STATED EXERCISE: Would you transcribe the listing that follows, character for character, and omit its images?

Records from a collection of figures

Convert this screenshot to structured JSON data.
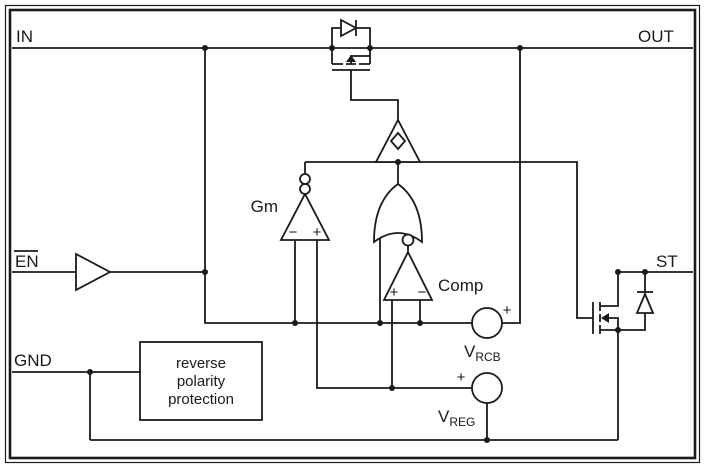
{
  "pins": {
    "in": "IN",
    "out": "OUT",
    "en": "EN",
    "gnd": "GND",
    "st": "ST"
  },
  "blocks": {
    "gm": {
      "label": "Gm",
      "neg": "−",
      "pos": "+"
    },
    "comp": {
      "label": "Comp",
      "pos": "+",
      "neg": "−"
    },
    "reverse_polarity": {
      "line1": "reverse",
      "line2": "polarity",
      "line3": "protection"
    }
  },
  "sources": {
    "vrcb": {
      "name": "V",
      "subscript": "RCB",
      "polarity": "+"
    },
    "vreg": {
      "name": "V",
      "subscript": "REG",
      "polarity": "+"
    }
  },
  "icons": {
    "driver_symbol": "diamond-icon",
    "pass_diode": "diode-icon",
    "body_diode": "diode-icon"
  },
  "colors": {
    "line": "#1a1a1a",
    "background": "#ffffff"
  }
}
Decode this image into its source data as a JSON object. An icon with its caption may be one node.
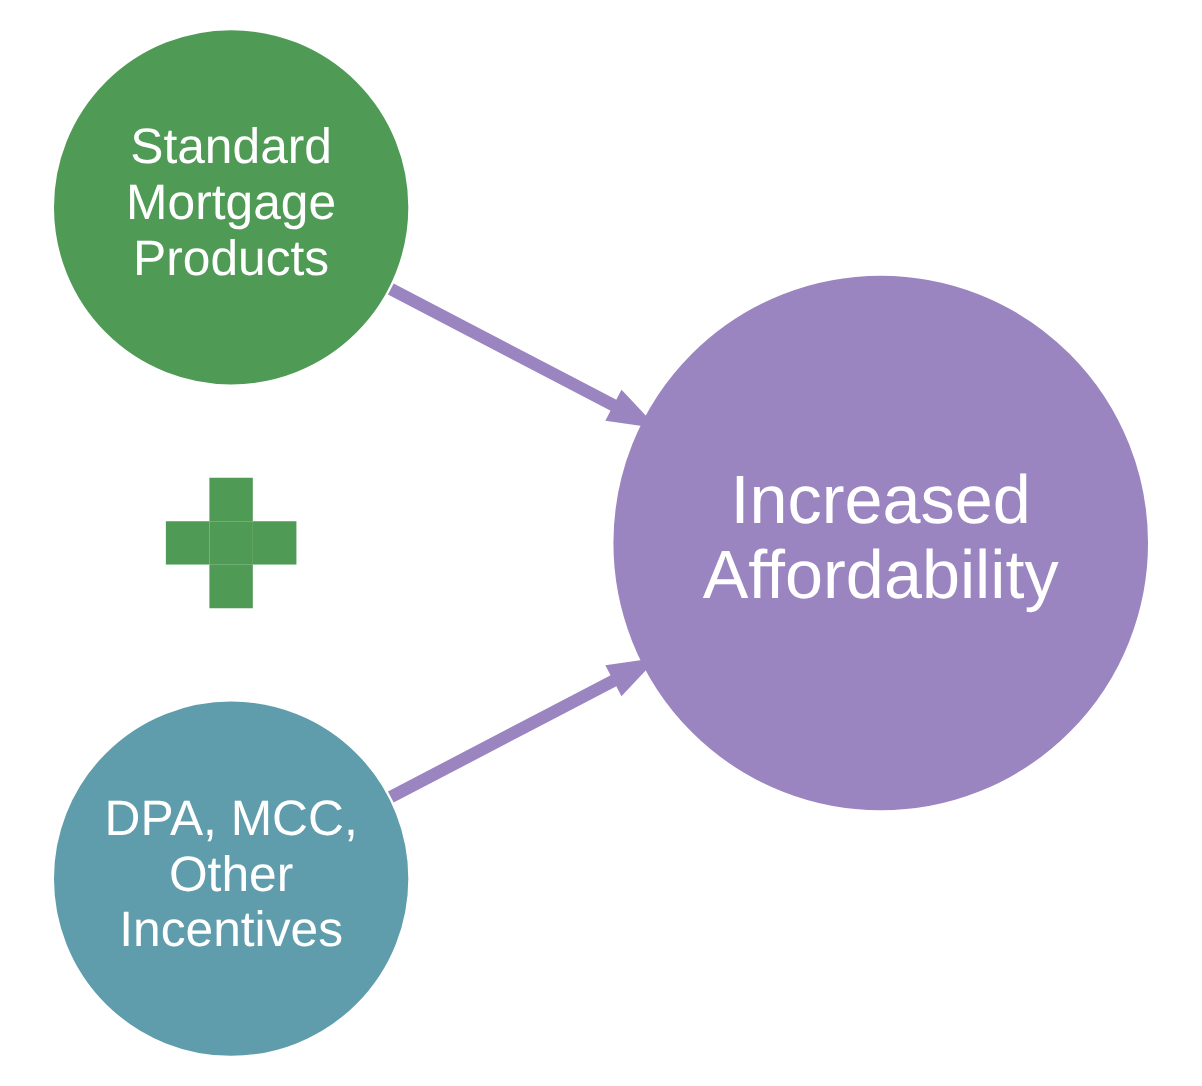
{
  "diagram": {
    "nodes": [
      {
        "text": [
          "Standard Mortgage Products"
        ]
      },
      {
        "text": [],
        "shape": "plus"
      },
      {
        "text": [
          "DPA, MCC, Other Incentives"
        ]
      },
      {
        "text": [
          "Increased Affordability"
        ]
      }
    ],
    "edges": [
      {
        "from": 0,
        "to": 3,
        "arrow": "to"
      },
      {
        "from": 2,
        "to": 3,
        "arrow": "to"
      }
    ]
  }
}
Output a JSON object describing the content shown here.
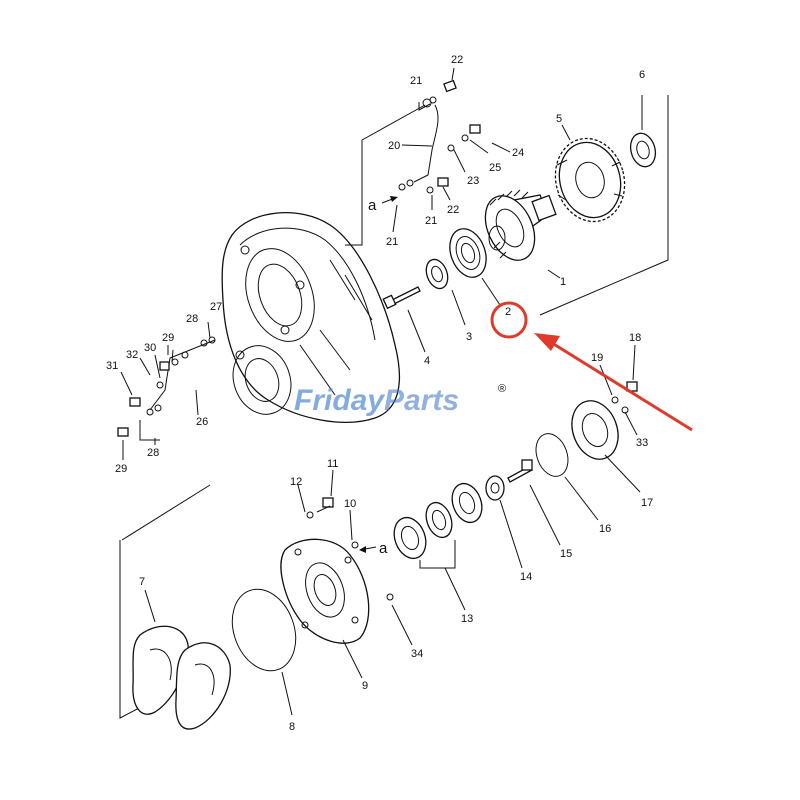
{
  "watermark": {
    "brand_a": "Friday",
    "brand_b": "Parts",
    "registered": "®",
    "accent_color": "#e8a13a",
    "color": "#4a7fcf"
  },
  "highlight": {
    "color": "#e03a2a",
    "part": "2"
  },
  "callouts": {
    "p1": "1",
    "p2": "2",
    "p3": "3",
    "p4": "4",
    "p5": "5",
    "p6": "6",
    "p7": "7",
    "p8": "8",
    "p9": "9",
    "p10": "10",
    "p11": "11",
    "p12": "12",
    "p13": "13",
    "p14": "14",
    "p15": "15",
    "p16": "16",
    "p17": "17",
    "p18": "18",
    "p19": "19",
    "p20": "20",
    "p21a": "21",
    "p21b": "21",
    "p21c": "21",
    "p22a": "22",
    "p22b": "22",
    "p23": "23",
    "p24": "24",
    "p25": "25",
    "p26": "26",
    "p27": "27",
    "p28a": "28",
    "p28b": "28",
    "p29a": "29",
    "p29b": "29",
    "p30": "30",
    "p31": "31",
    "p32": "32",
    "p33": "33",
    "p34": "34"
  },
  "ref_letters": {
    "a_top": "a",
    "a_mid": "a"
  }
}
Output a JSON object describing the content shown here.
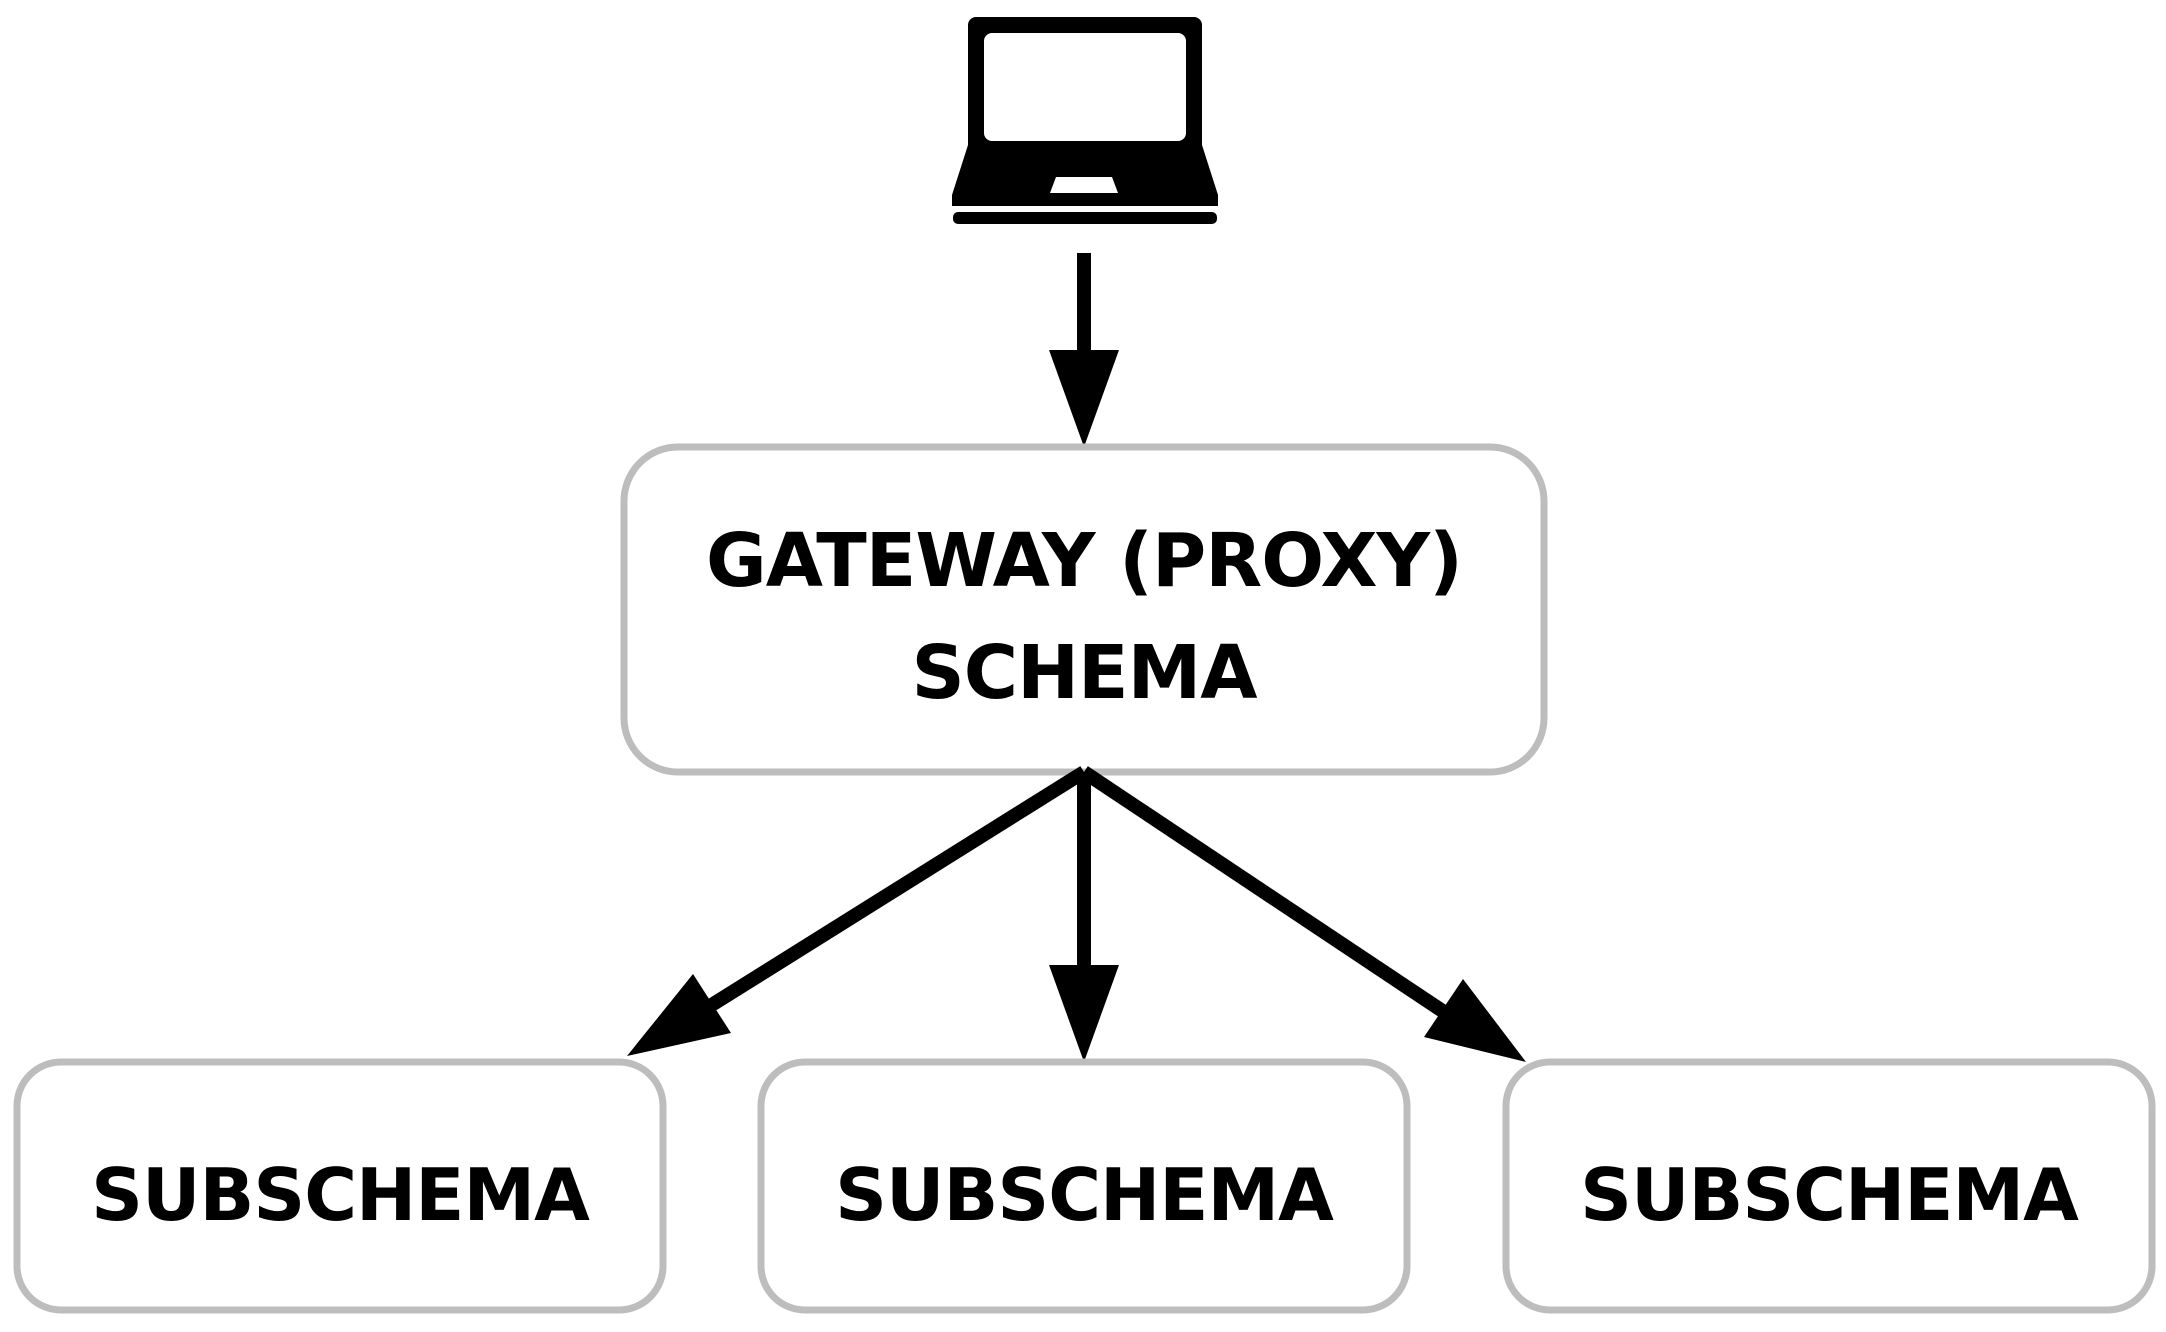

RESPONSE BELOW:
Convert this screenshot to structured JSON data.
{
  "pins": {
    "in": "IN",
    "out": "OUT",
    "en": "EN",
    "gnd": "GND",
    "st": "ST"
  },
  "blocks": {
    "gm": {
      "label": "Gm",
      "neg": "−",
      "pos": "+"
    },
    "comp": {
      "label": "Comp",
      "pos": "+",
      "neg": "−"
    },
    "reverse_polarity": {
      "line1": "reverse",
      "line2": "polarity",
      "line3": "protection"
    }
  },
  "sources": {
    "vrcb": {
      "name": "V",
      "subscript": "RCB",
      "polarity": "+"
    },
    "vreg": {
      "name": "V",
      "subscript": "REG",
      "polarity": "+"
    }
  },
  "icons": {
    "driver_symbol": "diamond-icon",
    "pass_diode": "diode-icon",
    "body_diode": "diode-icon"
  },
  "colors": {
    "line": "#1a1a1a",
    "background": "#ffffff"
  }
}
Decode this image into its source data as a JSON object. An icon with its caption may be one node.
{
  "diagram": {
    "nodes": [
      {
        "text": [
          "Standard Mortgage Products"
        ]
      },
      {
        "text": [],
        "shape": "plus"
      },
      {
        "text": [
          "DPA, MCC, Other Incentives"
        ]
      },
      {
        "text": [
          "Increased Affordability"
        ]
      }
    ],
    "edges": [
      {
        "from": 0,
        "to": 3,
        "arrow": "to"
      },
      {
        "from": 2,
        "to": 3,
        "arrow": "to"
      }
    ]
  }
}
Output a JSON object describing the content shown here.
{
  "watermark": {
    "brand_a": "Friday",
    "brand_b": "Parts",
    "registered": "®",
    "accent_color": "#e8a13a",
    "color": "#4a7fcf"
  },
  "highlight": {
    "color": "#e03a2a",
    "part": "2"
  },
  "callouts": {
    "p1": "1",
    "p2": "2",
    "p3": "3",
    "p4": "4",
    "p5": "5",
    "p6": "6",
    "p7": "7",
    "p8": "8",
    "p9": "9",
    "p10": "10",
    "p11": "11",
    "p12": "12",
    "p13": "13",
    "p14": "14",
    "p15": "15",
    "p16": "16",
    "p17": "17",
    "p18": "18",
    "p19": "19",
    "p20": "20",
    "p21a": "21",
    "p21b": "21",
    "p21c": "21",
    "p22a": "22",
    "p22b": "22",
    "p23": "23",
    "p24": "24",
    "p25": "25",
    "p26": "26",
    "p27": "27",
    "p28a": "28",
    "p28b": "28",
    "p29a": "29",
    "p29b": "29",
    "p30": "30",
    "p31": "31",
    "p32": "32",
    "p33": "33",
    "p34": "34"
  },
  "ref_letters": {
    "a_top": "a",
    "a_mid": "a"
  }
}
Output a JSON object describing the content shown here.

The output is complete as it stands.